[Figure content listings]
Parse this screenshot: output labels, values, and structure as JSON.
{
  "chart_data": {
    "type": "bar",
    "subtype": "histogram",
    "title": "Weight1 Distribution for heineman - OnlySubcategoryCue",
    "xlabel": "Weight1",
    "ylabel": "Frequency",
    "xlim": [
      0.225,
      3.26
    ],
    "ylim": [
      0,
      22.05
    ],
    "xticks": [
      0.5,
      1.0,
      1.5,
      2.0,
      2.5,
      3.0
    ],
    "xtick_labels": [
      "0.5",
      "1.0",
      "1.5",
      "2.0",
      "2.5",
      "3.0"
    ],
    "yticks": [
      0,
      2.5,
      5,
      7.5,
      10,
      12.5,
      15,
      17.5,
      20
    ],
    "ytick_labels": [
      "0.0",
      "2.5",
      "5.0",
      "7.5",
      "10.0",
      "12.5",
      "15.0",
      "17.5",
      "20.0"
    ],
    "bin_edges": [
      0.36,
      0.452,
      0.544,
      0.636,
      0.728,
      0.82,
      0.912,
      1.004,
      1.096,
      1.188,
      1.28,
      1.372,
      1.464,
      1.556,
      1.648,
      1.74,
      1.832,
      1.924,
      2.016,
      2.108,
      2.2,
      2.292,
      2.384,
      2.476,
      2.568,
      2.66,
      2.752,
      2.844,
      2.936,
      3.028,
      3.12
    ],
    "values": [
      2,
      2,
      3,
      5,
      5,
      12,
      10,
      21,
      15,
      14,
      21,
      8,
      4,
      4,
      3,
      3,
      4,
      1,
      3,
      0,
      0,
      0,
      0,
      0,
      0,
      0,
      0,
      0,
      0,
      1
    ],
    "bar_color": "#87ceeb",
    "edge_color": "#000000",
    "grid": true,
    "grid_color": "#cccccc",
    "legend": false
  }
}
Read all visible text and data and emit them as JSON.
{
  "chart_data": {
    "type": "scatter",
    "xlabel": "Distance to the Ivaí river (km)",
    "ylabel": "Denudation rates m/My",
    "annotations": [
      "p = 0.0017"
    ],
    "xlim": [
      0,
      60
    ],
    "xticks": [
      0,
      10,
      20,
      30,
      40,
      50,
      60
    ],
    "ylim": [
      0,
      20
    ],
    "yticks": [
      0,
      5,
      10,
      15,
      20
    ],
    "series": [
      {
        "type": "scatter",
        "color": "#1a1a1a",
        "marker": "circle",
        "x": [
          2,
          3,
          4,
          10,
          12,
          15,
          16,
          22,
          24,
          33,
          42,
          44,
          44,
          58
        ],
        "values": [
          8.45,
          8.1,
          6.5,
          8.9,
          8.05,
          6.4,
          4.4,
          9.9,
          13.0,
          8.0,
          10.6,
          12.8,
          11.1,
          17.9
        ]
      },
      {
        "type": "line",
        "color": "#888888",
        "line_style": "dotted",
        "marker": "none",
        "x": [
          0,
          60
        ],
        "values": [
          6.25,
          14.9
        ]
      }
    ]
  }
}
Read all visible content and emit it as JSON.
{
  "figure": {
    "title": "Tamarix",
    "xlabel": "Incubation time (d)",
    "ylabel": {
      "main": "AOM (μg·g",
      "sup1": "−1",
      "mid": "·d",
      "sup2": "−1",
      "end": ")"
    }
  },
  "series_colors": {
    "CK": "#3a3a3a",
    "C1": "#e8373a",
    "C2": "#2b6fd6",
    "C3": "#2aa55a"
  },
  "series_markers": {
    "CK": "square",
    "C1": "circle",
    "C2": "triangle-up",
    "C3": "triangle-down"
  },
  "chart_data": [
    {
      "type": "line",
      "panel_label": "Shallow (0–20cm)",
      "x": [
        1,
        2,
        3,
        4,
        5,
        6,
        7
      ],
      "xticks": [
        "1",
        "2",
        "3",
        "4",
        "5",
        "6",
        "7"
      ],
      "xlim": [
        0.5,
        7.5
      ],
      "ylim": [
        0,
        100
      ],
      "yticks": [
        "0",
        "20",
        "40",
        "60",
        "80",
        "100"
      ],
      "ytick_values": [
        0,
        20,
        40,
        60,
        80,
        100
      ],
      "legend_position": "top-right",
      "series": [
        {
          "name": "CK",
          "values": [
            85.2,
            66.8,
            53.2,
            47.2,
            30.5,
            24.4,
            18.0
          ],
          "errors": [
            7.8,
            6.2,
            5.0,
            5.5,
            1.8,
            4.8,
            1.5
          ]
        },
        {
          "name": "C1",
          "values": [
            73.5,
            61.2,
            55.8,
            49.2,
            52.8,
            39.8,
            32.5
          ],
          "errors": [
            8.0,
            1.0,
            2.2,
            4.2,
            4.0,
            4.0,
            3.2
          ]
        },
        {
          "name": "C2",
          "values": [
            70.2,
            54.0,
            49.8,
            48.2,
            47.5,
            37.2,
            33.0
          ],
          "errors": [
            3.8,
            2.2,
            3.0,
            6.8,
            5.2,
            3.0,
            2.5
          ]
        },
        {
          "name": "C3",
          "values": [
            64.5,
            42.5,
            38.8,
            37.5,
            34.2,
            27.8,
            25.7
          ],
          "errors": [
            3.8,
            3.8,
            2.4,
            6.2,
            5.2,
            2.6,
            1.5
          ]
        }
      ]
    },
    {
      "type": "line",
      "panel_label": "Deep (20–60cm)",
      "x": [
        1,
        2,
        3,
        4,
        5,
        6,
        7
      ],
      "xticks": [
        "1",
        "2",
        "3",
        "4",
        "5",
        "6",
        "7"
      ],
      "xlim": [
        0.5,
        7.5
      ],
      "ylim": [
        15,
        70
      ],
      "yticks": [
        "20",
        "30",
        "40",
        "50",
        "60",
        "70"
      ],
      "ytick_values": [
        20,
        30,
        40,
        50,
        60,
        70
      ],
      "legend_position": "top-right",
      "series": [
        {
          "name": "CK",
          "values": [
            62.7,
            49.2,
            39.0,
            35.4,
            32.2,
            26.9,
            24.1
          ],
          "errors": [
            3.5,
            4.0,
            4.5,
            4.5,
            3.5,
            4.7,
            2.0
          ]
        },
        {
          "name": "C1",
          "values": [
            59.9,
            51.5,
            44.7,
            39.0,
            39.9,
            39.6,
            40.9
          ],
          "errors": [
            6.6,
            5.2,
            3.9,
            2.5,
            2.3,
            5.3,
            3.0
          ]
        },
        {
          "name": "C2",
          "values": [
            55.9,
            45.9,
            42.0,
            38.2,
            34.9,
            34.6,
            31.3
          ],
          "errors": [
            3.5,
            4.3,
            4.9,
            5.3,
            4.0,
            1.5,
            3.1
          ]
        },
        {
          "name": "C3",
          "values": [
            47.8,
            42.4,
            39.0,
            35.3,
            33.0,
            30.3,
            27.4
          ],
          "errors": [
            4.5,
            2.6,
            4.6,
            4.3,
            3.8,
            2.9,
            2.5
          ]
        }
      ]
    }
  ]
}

The exercise:
Working from the material above, retype it in its entirety without change.

Complete output:
Parse this screenshot: output labels, values, and structure as JSON.
{
  "chart_data": {
    "type": "bar",
    "subtype": "histogram",
    "title": "Weight1 Distribution for heineman - OnlySubcategoryCue",
    "xlabel": "Weight1",
    "ylabel": "Frequency",
    "xlim": [
      0.225,
      3.26
    ],
    "ylim": [
      0,
      22.05
    ],
    "xticks": [
      0.5,
      1.0,
      1.5,
      2.0,
      2.5,
      3.0
    ],
    "xtick_labels": [
      "0.5",
      "1.0",
      "1.5",
      "2.0",
      "2.5",
      "3.0"
    ],
    "yticks": [
      0,
      2.5,
      5,
      7.5,
      10,
      12.5,
      15,
      17.5,
      20
    ],
    "ytick_labels": [
      "0.0",
      "2.5",
      "5.0",
      "7.5",
      "10.0",
      "12.5",
      "15.0",
      "17.5",
      "20.0"
    ],
    "bin_edges": [
      0.36,
      0.452,
      0.544,
      0.636,
      0.728,
      0.82,
      0.912,
      1.004,
      1.096,
      1.188,
      1.28,
      1.372,
      1.464,
      1.556,
      1.648,
      1.74,
      1.832,
      1.924,
      2.016,
      2.108,
      2.2,
      2.292,
      2.384,
      2.476,
      2.568,
      2.66,
      2.752,
      2.844,
      2.936,
      3.028,
      3.12
    ],
    "values": [
      2,
      2,
      3,
      5,
      5,
      12,
      10,
      21,
      15,
      14,
      21,
      8,
      4,
      4,
      3,
      3,
      4,
      1,
      3,
      0,
      0,
      0,
      0,
      0,
      0,
      0,
      0,
      0,
      0,
      1
    ],
    "bar_color": "#87ceeb",
    "edge_color": "#000000",
    "grid": true,
    "grid_color": "#cccccc",
    "legend": false
  }
}
Read all visible text and data and emit them as JSON.
{
  "chart_data": {
    "type": "scatter",
    "xlabel": "Distance to the Ivaí river (km)",
    "ylabel": "Denudation rates m/My",
    "annotations": [
      "p = 0.0017"
    ],
    "xlim": [
      0,
      60
    ],
    "xticks": [
      0,
      10,
      20,
      30,
      40,
      50,
      60
    ],
    "ylim": [
      0,
      20
    ],
    "yticks": [
      0,
      5,
      10,
      15,
      20
    ],
    "series": [
      {
        "type": "scatter",
        "color": "#1a1a1a",
        "marker": "circle",
        "x": [
          2,
          3,
          4,
          10,
          12,
          15,
          16,
          22,
          24,
          33,
          42,
          44,
          44,
          58
        ],
        "values": [
          8.45,
          8.1,
          6.5,
          8.9,
          8.05,
          6.4,
          4.4,
          9.9,
          13.0,
          8.0,
          10.6,
          12.8,
          11.1,
          17.9
        ]
      },
      {
        "type": "line",
        "color": "#888888",
        "line_style": "dotted",
        "marker": "none",
        "x": [
          0,
          60
        ],
        "values": [
          6.25,
          14.9
        ]
      }
    ]
  }
}
Read all visible content and emit it as JSON.
{
  "figure": {
    "title": "Tamarix",
    "xlabel": "Incubation time (d)",
    "ylabel": {
      "main": "AOM (μg·g",
      "sup1": "−1",
      "mid": "·d",
      "sup2": "−1",
      "end": ")"
    }
  },
  "series_colors": {
    "CK": "#3a3a3a",
    "C1": "#e8373a",
    "C2": "#2b6fd6",
    "C3": "#2aa55a"
  },
  "series_markers": {
    "CK": "square",
    "C1": "circle",
    "C2": "triangle-up",
    "C3": "triangle-down"
  },
  "chart_data": [
    {
      "type": "line",
      "panel_label": "Shallow (0–20cm)",
      "x": [
        1,
        2,
        3,
        4,
        5,
        6,
        7
      ],
      "xticks": [
        "1",
        "2",
        "3",
        "4",
        "5",
        "6",
        "7"
      ],
      "xlim": [
        0.5,
        7.5
      ],
      "ylim": [
        0,
        100
      ],
      "yticks": [
        "0",
        "20",
        "40",
        "60",
        "80",
        "100"
      ],
      "ytick_values": [
        0,
        20,
        40,
        60,
        80,
        100
      ],
      "legend_position": "top-right",
      "series": [
        {
          "name": "CK",
          "values": [
            85.2,
            66.8,
            53.2,
            47.2,
            30.5,
            24.4,
            18.0
          ],
          "errors": [
            7.8,
            6.2,
            5.0,
            5.5,
            1.8,
            4.8,
            1.5
          ]
        },
        {
          "name": "C1",
          "values": [
            73.5,
            61.2,
            55.8,
            49.2,
            52.8,
            39.8,
            32.5
          ],
          "errors": [
            8.0,
            1.0,
            2.2,
            4.2,
            4.0,
            4.0,
            3.2
          ]
        },
        {
          "name": "C2",
          "values": [
            70.2,
            54.0,
            49.8,
            48.2,
            47.5,
            37.2,
            33.0
          ],
          "errors": [
            3.8,
            2.2,
            3.0,
            6.8,
            5.2,
            3.0,
            2.5
          ]
        },
        {
          "name": "C3",
          "values": [
            64.5,
            42.5,
            38.8,
            37.5,
            34.2,
            27.8,
            25.7
          ],
          "errors": [
            3.8,
            3.8,
            2.4,
            6.2,
            5.2,
            2.6,
            1.5
          ]
        }
      ]
    },
    {
      "type": "line",
      "panel_label": "Deep (20–60cm)",
      "x": [
        1,
        2,
        3,
        4,
        5,
        6,
        7
      ],
      "xticks": [
        "1",
        "2",
        "3",
        "4",
        "5",
        "6",
        "7"
      ],
      "xlim": [
        0.5,
        7.5
      ],
      "ylim": [
        15,
        70
      ],
      "yticks": [
        "20",
        "30",
        "40",
        "50",
        "60",
        "70"
      ],
      "ytick_values": [
        20,
        30,
        40,
        50,
        60,
        70
      ],
      "legend_position": "top-right",
      "series": [
        {
          "name": "CK",
          "values": [
            62.7,
            49.2,
            39.0,
            35.4,
            32.2,
            26.9,
            24.1
          ],
          "errors": [
            3.5,
            4.0,
            4.5,
            4.5,
            3.5,
            4.7,
            2.0
          ]
        },
        {
          "name": "C1",
          "values": [
            59.9,
            51.5,
            44.7,
            39.0,
            39.9,
            39.6,
            40.9
          ],
          "errors": [
            6.6,
            5.2,
            3.9,
            2.5,
            2.3,
            5.3,
            3.0
          ]
        },
        {
          "name": "C2",
          "values": [
            55.9,
            45.9,
            42.0,
            38.2,
            34.9,
            34.6,
            31.3
          ],
          "errors": [
            3.5,
            4.3,
            4.9,
            5.3,
            4.0,
            1.5,
            3.1
          ]
        },
        {
          "name": "C3",
          "values": [
            47.8,
            42.4,
            39.0,
            35.3,
            33.0,
            30.3,
            27.4
          ],
          "errors": [
            4.5,
            2.6,
            4.6,
            4.3,
            3.8,
            2.9,
            2.5
          ]
        }
      ]
    }
  ]
}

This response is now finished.